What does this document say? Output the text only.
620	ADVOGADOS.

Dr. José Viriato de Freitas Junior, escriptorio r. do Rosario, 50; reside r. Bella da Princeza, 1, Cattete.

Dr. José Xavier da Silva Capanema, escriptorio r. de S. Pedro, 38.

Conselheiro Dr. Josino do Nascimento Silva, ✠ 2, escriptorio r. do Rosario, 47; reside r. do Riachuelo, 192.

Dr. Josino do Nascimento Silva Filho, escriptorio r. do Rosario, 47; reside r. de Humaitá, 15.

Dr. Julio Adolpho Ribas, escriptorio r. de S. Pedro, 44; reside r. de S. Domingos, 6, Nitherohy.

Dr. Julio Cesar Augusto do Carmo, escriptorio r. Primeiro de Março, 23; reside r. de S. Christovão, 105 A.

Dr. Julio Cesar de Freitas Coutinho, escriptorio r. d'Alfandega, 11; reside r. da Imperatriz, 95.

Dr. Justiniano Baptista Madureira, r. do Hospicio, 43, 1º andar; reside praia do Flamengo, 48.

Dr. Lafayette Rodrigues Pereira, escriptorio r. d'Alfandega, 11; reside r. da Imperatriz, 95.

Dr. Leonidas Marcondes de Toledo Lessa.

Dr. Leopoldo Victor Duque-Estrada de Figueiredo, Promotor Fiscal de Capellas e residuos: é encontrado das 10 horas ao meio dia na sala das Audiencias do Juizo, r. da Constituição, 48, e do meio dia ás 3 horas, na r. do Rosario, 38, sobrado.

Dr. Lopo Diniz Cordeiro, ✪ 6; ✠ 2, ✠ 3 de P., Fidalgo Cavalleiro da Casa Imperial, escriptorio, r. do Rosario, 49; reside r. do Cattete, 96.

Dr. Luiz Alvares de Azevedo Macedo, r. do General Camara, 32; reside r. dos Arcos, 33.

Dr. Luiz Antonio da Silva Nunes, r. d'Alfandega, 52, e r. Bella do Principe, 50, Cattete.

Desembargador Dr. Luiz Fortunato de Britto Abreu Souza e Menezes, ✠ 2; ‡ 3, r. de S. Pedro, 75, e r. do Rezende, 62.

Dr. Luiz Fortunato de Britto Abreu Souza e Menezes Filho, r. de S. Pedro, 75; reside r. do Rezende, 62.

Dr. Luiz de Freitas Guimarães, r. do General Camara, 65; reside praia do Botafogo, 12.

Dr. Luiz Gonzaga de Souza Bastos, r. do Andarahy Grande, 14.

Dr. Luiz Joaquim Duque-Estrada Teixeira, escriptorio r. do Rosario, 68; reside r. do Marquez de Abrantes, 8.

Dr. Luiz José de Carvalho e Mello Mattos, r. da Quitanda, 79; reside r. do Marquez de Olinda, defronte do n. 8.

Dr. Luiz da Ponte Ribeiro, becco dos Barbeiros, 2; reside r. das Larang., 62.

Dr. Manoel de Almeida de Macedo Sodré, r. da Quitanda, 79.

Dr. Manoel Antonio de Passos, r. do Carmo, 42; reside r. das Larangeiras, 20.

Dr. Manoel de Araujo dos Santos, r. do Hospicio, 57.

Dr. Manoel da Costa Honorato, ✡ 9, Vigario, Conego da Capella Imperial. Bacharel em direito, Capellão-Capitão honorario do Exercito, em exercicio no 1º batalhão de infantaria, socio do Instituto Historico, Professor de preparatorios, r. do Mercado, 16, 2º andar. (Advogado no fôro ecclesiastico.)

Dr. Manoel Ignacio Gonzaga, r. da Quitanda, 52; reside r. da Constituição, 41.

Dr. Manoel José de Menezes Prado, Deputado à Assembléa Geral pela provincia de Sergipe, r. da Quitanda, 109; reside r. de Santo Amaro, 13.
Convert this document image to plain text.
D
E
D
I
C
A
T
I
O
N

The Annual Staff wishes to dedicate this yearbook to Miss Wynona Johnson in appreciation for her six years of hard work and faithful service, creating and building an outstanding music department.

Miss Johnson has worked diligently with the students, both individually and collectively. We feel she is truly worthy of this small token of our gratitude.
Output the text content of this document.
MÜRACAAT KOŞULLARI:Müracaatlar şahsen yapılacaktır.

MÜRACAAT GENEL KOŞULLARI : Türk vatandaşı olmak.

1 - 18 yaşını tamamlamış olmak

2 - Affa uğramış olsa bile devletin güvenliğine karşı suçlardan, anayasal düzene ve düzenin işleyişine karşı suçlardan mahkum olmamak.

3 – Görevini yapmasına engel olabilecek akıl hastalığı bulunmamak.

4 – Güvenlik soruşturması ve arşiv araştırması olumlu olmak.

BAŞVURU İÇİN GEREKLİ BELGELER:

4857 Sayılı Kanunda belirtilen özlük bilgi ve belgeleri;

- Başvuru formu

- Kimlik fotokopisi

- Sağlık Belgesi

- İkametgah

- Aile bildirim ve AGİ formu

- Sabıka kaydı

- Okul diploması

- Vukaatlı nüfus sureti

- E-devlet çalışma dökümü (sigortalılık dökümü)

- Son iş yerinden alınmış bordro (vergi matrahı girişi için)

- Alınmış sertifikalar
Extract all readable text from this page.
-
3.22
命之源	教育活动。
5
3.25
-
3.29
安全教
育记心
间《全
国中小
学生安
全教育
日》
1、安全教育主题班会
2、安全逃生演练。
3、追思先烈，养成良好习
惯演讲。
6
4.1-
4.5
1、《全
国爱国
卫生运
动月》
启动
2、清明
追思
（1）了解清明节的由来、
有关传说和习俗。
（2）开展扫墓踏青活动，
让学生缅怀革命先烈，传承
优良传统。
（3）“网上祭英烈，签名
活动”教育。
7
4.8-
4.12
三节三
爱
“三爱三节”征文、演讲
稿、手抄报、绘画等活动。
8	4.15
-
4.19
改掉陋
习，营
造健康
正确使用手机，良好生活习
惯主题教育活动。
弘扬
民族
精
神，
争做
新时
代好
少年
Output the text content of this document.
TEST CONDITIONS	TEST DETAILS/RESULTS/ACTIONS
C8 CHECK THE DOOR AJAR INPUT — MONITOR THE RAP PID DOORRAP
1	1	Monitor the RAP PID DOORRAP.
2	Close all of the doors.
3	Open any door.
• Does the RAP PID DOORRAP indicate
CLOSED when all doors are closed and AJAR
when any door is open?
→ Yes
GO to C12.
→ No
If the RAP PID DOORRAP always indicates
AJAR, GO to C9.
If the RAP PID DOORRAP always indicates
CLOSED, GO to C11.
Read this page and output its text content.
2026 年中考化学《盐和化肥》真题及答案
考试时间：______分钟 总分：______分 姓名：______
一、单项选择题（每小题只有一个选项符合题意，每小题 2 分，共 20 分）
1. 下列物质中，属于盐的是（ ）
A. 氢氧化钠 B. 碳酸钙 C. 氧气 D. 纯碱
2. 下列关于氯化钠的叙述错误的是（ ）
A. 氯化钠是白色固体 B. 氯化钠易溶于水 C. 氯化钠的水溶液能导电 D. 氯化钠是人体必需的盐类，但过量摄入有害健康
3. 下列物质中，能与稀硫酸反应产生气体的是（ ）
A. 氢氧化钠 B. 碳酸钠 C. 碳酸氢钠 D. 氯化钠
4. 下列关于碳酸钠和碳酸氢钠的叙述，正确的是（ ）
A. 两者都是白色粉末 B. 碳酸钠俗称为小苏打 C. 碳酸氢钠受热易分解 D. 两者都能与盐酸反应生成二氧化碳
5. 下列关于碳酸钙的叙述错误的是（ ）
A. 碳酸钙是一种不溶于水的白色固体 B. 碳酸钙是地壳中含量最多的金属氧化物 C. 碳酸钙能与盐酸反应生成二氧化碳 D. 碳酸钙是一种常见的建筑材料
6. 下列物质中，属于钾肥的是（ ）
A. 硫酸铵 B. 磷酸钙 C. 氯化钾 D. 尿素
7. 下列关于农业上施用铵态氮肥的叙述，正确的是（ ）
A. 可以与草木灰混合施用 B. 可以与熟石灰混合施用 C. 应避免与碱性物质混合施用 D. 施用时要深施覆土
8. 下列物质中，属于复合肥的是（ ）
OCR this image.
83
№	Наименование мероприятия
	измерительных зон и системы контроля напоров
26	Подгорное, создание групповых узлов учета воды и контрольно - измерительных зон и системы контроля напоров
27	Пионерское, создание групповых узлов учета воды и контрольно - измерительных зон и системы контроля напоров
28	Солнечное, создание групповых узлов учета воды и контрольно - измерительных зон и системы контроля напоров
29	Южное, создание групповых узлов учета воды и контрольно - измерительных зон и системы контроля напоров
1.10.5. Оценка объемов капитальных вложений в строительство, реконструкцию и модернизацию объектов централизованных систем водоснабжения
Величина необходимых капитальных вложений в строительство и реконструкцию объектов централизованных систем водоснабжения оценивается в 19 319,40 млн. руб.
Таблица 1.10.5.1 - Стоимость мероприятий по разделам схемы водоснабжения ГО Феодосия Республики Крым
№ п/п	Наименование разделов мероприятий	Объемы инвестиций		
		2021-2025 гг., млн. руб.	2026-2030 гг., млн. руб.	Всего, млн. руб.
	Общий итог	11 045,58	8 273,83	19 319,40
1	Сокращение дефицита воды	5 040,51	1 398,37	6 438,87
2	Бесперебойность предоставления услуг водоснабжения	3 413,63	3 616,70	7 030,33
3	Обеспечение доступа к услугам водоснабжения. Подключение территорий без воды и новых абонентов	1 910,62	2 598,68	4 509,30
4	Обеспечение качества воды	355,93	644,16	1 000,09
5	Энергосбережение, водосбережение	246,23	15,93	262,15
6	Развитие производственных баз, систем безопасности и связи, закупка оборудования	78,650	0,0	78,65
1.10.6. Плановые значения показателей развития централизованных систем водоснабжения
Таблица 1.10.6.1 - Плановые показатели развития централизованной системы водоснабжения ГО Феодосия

▸ Problem to work on
Where a line in the entries holds the word "escriptorio", copy that line.

▸ Solved problem
Dr. José Viriato de Freitas Junior, escriptorio r. do Rosario, 50; reside r. Bella da Princeza, 1, Cattete.
Dr. José Xavier da Silva Capanema, escriptorio r. de S. Pedro, 38.
Conselheiro Dr. Josino do Nascimento Silva, ✠ 2, escriptorio r. do Rosario, 47; reside r. do Riachuelo, 192.
Dr. Josino do Nascimento Silva Filho, escriptorio r. do Rosario, 47; reside r. de Humaitá, 15.
Dr. Julio Adolpho Ribas, escriptorio r. de S. Pedro, 44; reside r. de S. Domingos, 6, Nitherohy.
Dr. Julio Cesar Augusto do Carmo, escriptorio r. Primeiro de Março, 23; reside r. de S. Christovão, 105 A.
Dr. Julio Cesar de Freitas Coutinho, escriptorio r. d'Alfandega, 11; reside r. da Imperatriz, 95.
Dr. Lafayette Rodrigues Pereira, escriptorio r. d'Alfandega, 11; reside r. da Imperatriz, 95.
Dr. Lopo Diniz Cordeiro, ✪ 6; ✠ 2, ✠ 3 de P., Fidalgo Cavalleiro da Casa Imperial, escriptorio, r. do Rosario, 49; reside r. do Cattete, 96.
Dr. Luiz Joaquim Duque-Estrada Teixeira, escriptorio r. do Rosario, 68; reside r. do Marquez de Abrantes, 8.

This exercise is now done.